Requirement
List each line of the data that holds the string "Educación".

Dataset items
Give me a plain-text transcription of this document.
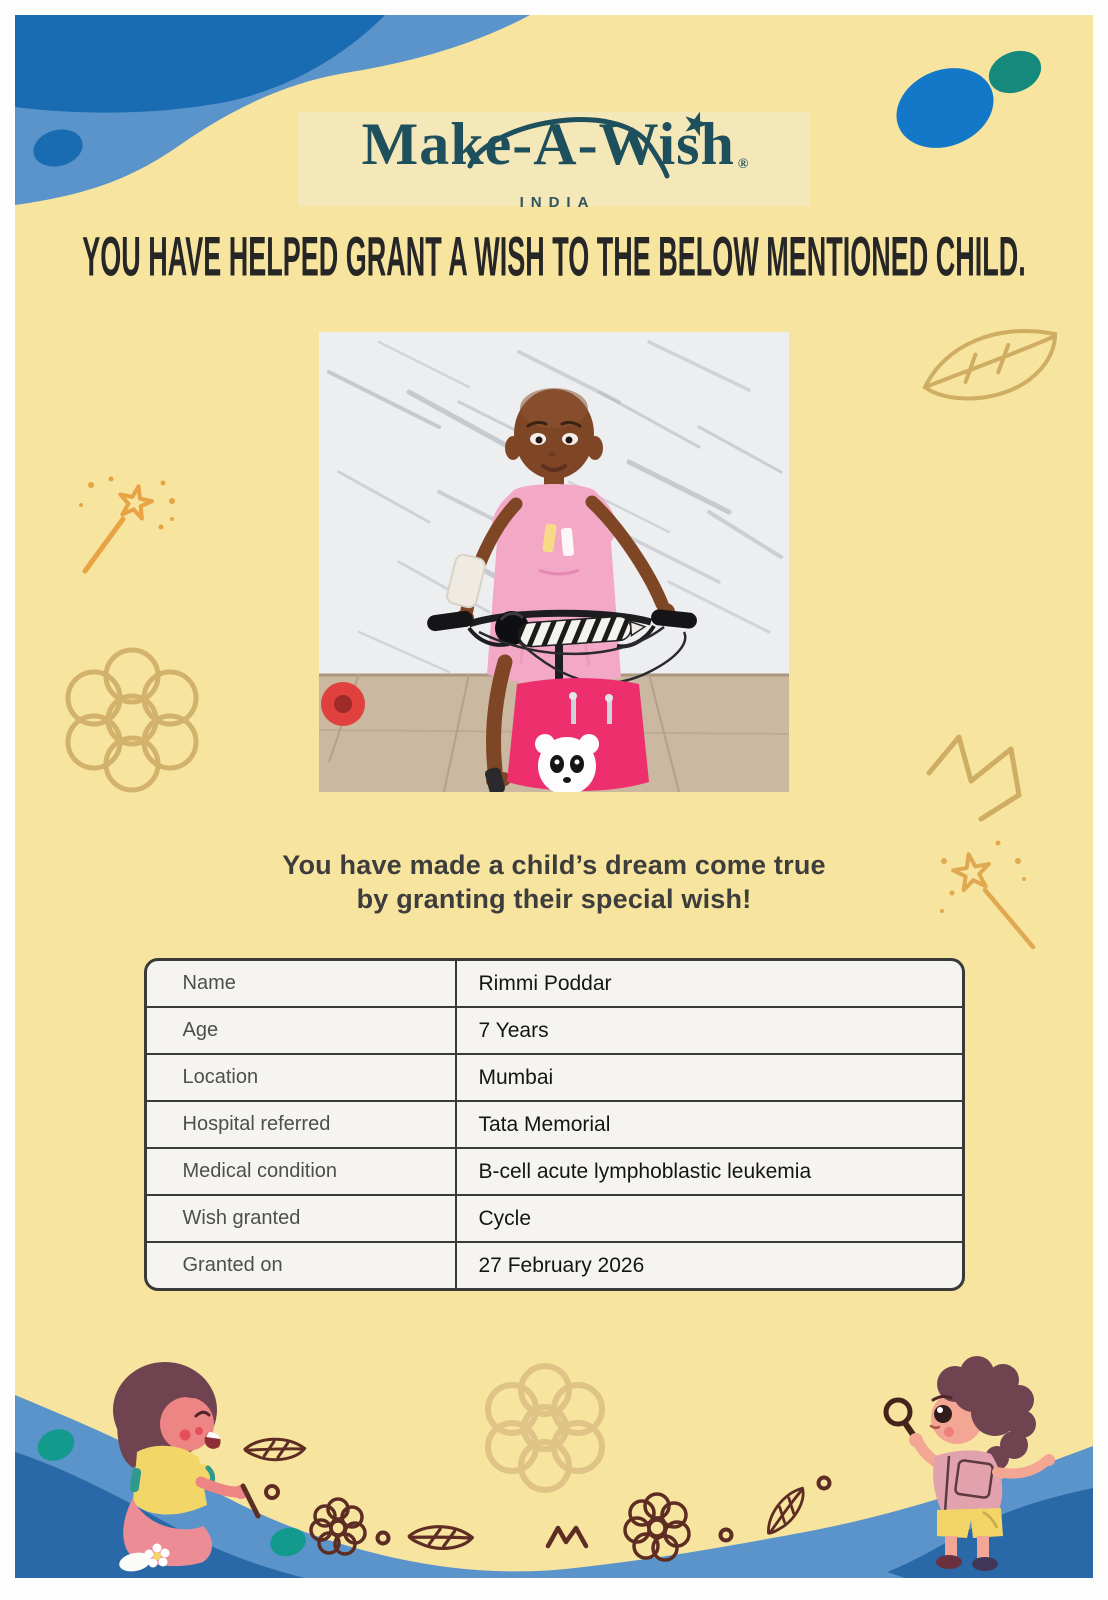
Make-A-Wish ®
INDIA
YOU HAVE HELPED GRANT A WISH TO THE BELOW MENTIONED CHILD.
You have made a child’s dream come true
by granting their special wish!
Name	Rimmi Poddar
Age	7 Years
Location	Mumbai
Hospital referred	Tata Memorial
Medical condition	B-cell acute lymphoblastic leukemia
Wish granted	Cycle
Granted on	27 February 2026
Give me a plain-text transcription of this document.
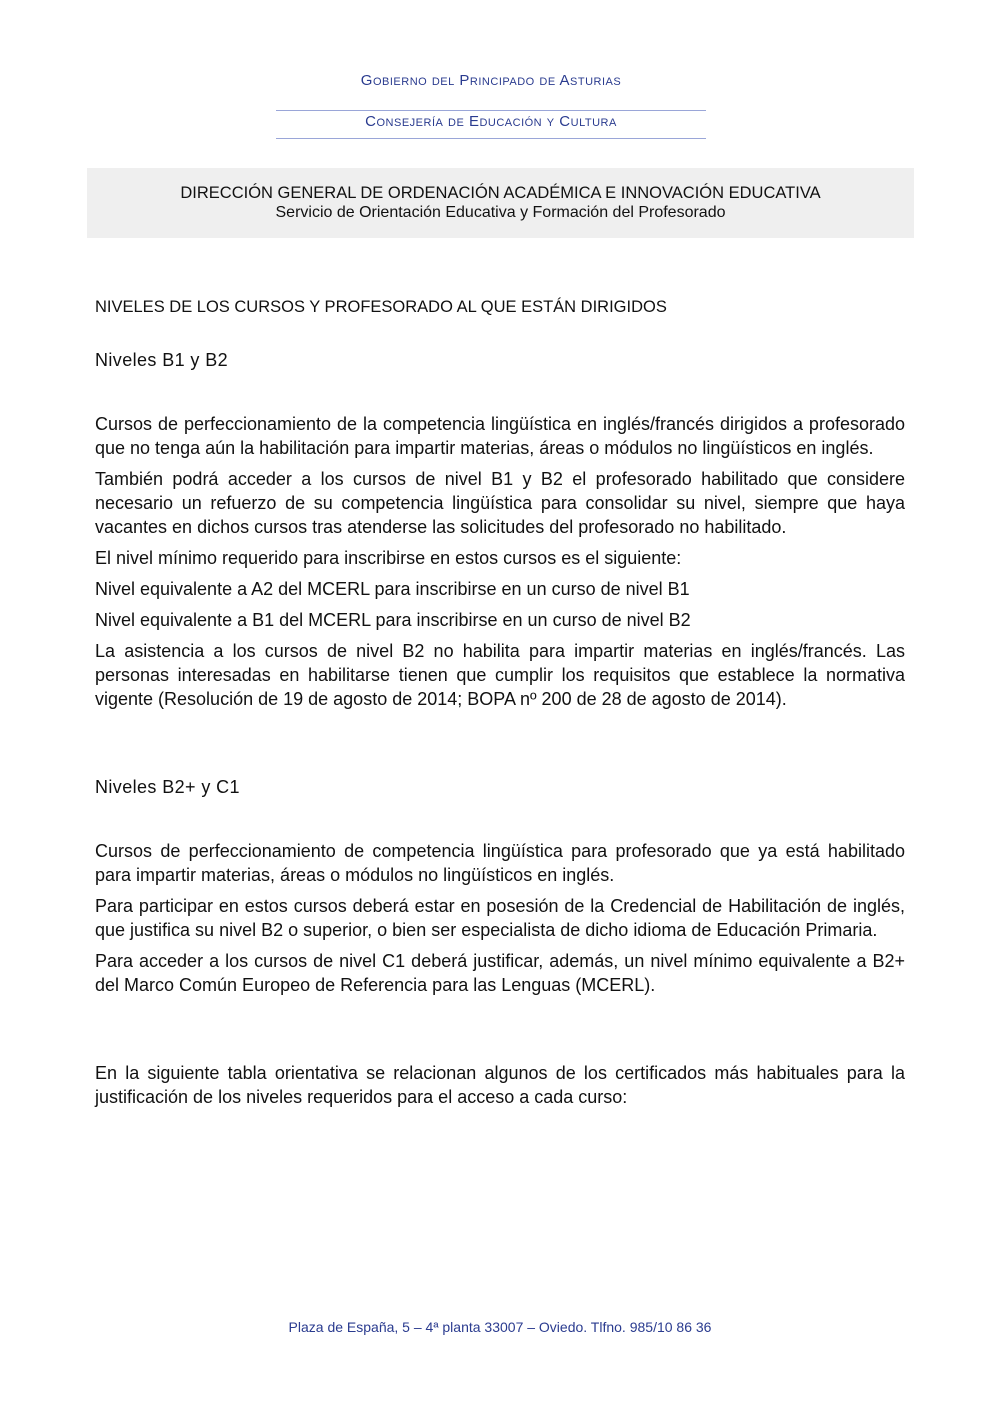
Gobierno del Principado de Asturias
Consejería de Educación y Cultura
DIRECCIÓN GENERAL DE ORDENACIÓN ACADÉMICA E INNOVACIÓN EDUCATIVA
Servicio de Orientación Educativa y Formación del Profesorado
NIVELES DE LOS CURSOS Y PROFESORADO AL QUE ESTÁN DIRIGIDOS
Niveles B1 y B2

Cursos de perfeccionamiento de la competencia lingüística en inglés/francés dirigidos a profesorado que no tenga aún la habilitación para impartir materias, áreas o módulos no lingüísticos en inglés.

También podrá acceder a los cursos de nivel B1 y B2 el profesorado habilitado que considere necesario un refuerzo de su competencia lingüística para consolidar su nivel, siempre que haya vacantes en dichos cursos tras atenderse las solicitudes del profesorado no habilitado.

El nivel mínimo requerido para inscribirse en estos cursos es el siguiente:

Nivel equivalente a A2 del MCERL para inscribirse en un curso de nivel B1

Nivel equivalente a B1 del MCERL para inscribirse en un curso de nivel B2

La asistencia a los cursos de nivel B2 no habilita para impartir materias en inglés/francés. Las personas interesadas en habilitarse tienen que cumplir los requisitos que establece la normativa vigente (Resolución de 19 de agosto de 2014; BOPA nº 200 de 28 de agosto de 2014).

Niveles B2+ y C1

Cursos de perfeccionamiento de competencia lingüística para profesorado que ya está habilitado para impartir materias, áreas o módulos no lingüísticos en inglés.

Para participar en estos cursos deberá estar en posesión de la Credencial de Habilitación de inglés, que justifica su nivel B2 o superior, o bien ser especialista de dicho idioma de Educación Primaria.

Para acceder a los cursos de nivel C1 deberá justificar, además, un nivel mínimo equivalente a B2+ del Marco Común Europeo de Referencia para las Lenguas (MCERL).

En la siguiente tabla orientativa se relacionan algunos de los certificados más habituales para la justificación de los niveles requeridos para el acceso a cada curso:

Plaza de España, 5 – 4ª planta 33007 – Oviedo. Tlfno. 985/10 86 36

Solved problem
Consejería de Educación y Cultura
Para participar en estos cursos deberá estar en posesión de la Credencial de Habilitación de inglés, que justifica su nivel B2 o superior, o bien ser especialista de dicho idioma de Educación Primaria.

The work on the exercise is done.